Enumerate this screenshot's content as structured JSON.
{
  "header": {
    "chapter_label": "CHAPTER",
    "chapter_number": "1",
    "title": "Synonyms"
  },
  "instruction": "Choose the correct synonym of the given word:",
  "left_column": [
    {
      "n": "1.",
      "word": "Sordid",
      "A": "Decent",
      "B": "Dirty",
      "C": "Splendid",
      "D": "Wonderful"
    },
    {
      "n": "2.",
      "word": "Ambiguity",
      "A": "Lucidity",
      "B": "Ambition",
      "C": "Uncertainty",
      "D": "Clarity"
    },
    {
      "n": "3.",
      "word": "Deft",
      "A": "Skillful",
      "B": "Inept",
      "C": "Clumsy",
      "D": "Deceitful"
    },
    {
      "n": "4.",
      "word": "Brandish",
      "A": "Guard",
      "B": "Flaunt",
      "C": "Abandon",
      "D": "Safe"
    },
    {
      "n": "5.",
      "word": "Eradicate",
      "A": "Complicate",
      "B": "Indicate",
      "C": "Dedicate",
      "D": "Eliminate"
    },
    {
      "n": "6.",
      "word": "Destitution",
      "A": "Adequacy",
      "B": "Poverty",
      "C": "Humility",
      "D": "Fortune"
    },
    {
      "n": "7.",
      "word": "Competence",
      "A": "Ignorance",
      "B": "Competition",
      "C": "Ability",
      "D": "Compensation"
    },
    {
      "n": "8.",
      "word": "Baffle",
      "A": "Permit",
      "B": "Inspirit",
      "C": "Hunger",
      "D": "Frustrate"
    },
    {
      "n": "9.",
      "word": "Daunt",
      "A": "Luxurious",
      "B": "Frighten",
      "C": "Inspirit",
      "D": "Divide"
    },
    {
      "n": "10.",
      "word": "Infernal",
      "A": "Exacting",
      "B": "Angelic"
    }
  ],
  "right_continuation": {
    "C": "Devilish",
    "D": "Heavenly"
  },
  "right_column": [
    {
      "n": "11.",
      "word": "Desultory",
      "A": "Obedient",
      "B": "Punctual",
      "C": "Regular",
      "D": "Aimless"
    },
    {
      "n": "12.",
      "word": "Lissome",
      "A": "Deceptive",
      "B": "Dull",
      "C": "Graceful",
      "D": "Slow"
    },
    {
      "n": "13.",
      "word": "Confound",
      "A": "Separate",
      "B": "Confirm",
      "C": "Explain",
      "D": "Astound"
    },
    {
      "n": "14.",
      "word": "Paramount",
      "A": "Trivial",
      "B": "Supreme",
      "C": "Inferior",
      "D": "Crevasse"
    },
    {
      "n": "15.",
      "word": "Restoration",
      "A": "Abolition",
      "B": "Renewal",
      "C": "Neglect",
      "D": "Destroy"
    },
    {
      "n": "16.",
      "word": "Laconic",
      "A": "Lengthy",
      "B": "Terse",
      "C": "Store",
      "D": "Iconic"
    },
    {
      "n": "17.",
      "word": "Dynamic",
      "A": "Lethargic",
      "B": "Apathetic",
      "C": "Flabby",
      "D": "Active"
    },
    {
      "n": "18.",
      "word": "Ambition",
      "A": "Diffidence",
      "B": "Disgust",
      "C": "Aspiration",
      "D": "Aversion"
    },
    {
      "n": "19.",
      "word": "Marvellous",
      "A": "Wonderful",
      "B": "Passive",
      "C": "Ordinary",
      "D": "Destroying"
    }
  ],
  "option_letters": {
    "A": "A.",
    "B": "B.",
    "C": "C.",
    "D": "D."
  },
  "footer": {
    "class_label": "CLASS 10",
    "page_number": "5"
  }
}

################

GOAL OF THE EXERCISE: Repeat every line of the material exactly as given.

OUTPUT OF THE EXERCISE:
Enumerate this screenshot's content as structured JSON.
{
  "header": {
    "chapter_label": "CHAPTER",
    "chapter_number": "1",
    "title": "Synonyms"
  },
  "instruction": "Choose the correct synonym of the given word:",
  "left_column": [
    {
      "n": "1.",
      "word": "Sordid",
      "A": "Decent",
      "B": "Dirty",
      "C": "Splendid",
      "D": "Wonderful"
    },
    {
      "n": "2.",
      "word": "Ambiguity",
      "A": "Lucidity",
      "B": "Ambition",
      "C": "Uncertainty",
      "D": "Clarity"
    },
    {
      "n": "3.",
      "word": "Deft",
      "A": "Skillful",
      "B": "Inept",
      "C": "Clumsy",
      "D": "Deceitful"
    },
    {
      "n": "4.",
      "word": "Brandish",
      "A": "Guard",
      "B": "Flaunt",
      "C": "Abandon",
      "D": "Safe"
    },
    {
      "n": "5.",
      "word": "Eradicate",
      "A": "Complicate",
      "B": "Indicate",
      "C": "Dedicate",
      "D": "Eliminate"
    },
    {
      "n": "6.",
      "word": "Destitution",
      "A": "Adequacy",
      "B": "Poverty",
      "C": "Humility",
      "D": "Fortune"
    },
    {
      "n": "7.",
      "word": "Competence",
      "A": "Ignorance",
      "B": "Competition",
      "C": "Ability",
      "D": "Compensation"
    },
    {
      "n": "8.",
      "word": "Baffle",
      "A": "Permit",
      "B": "Inspirit",
      "C": "Hunger",
      "D": "Frustrate"
    },
    {
      "n": "9.",
      "word": "Daunt",
      "A": "Luxurious",
      "B": "Frighten",
      "C": "Inspirit",
      "D": "Divide"
    },
    {
      "n": "10.",
      "word": "Infernal",
      "A": "Exacting",
      "B": "Angelic"
    }
  ],
  "right_continuation": {
    "C": "Devilish",
    "D": "Heavenly"
  },
  "right_column": [
    {
      "n": "11.",
      "word": "Desultory",
      "A": "Obedient",
      "B": "Punctual",
      "C": "Regular",
      "D": "Aimless"
    },
    {
      "n": "12.",
      "word": "Lissome",
      "A": "Deceptive",
      "B": "Dull",
      "C": "Graceful",
      "D": "Slow"
    },
    {
      "n": "13.",
      "word": "Confound",
      "A": "Separate",
      "B": "Confirm",
      "C": "Explain",
      "D": "Astound"
    },
    {
      "n": "14.",
      "word": "Paramount",
      "A": "Trivial",
      "B": "Supreme",
      "C": "Inferior",
      "D": "Crevasse"
    },
    {
      "n": "15.",
      "word": "Restoration",
      "A": "Abolition",
      "B": "Renewal",
      "C": "Neglect",
      "D": "Destroy"
    },
    {
      "n": "16.",
      "word": "Laconic",
      "A": "Lengthy",
      "B": "Terse",
      "C": "Store",
      "D": "Iconic"
    },
    {
      "n": "17.",
      "word": "Dynamic",
      "A": "Lethargic",
      "B": "Apathetic",
      "C": "Flabby",
      "D": "Active"
    },
    {
      "n": "18.",
      "word": "Ambition",
      "A": "Diffidence",
      "B": "Disgust",
      "C": "Aspiration",
      "D": "Aversion"
    },
    {
      "n": "19.",
      "word": "Marvellous",
      "A": "Wonderful",
      "B": "Passive",
      "C": "Ordinary",
      "D": "Destroying"
    }
  ],
  "option_letters": {
    "A": "A.",
    "B": "B.",
    "C": "C.",
    "D": "D."
  },
  "footer": {
    "class_label": "CLASS 10",
    "page_number": "5"
  }
}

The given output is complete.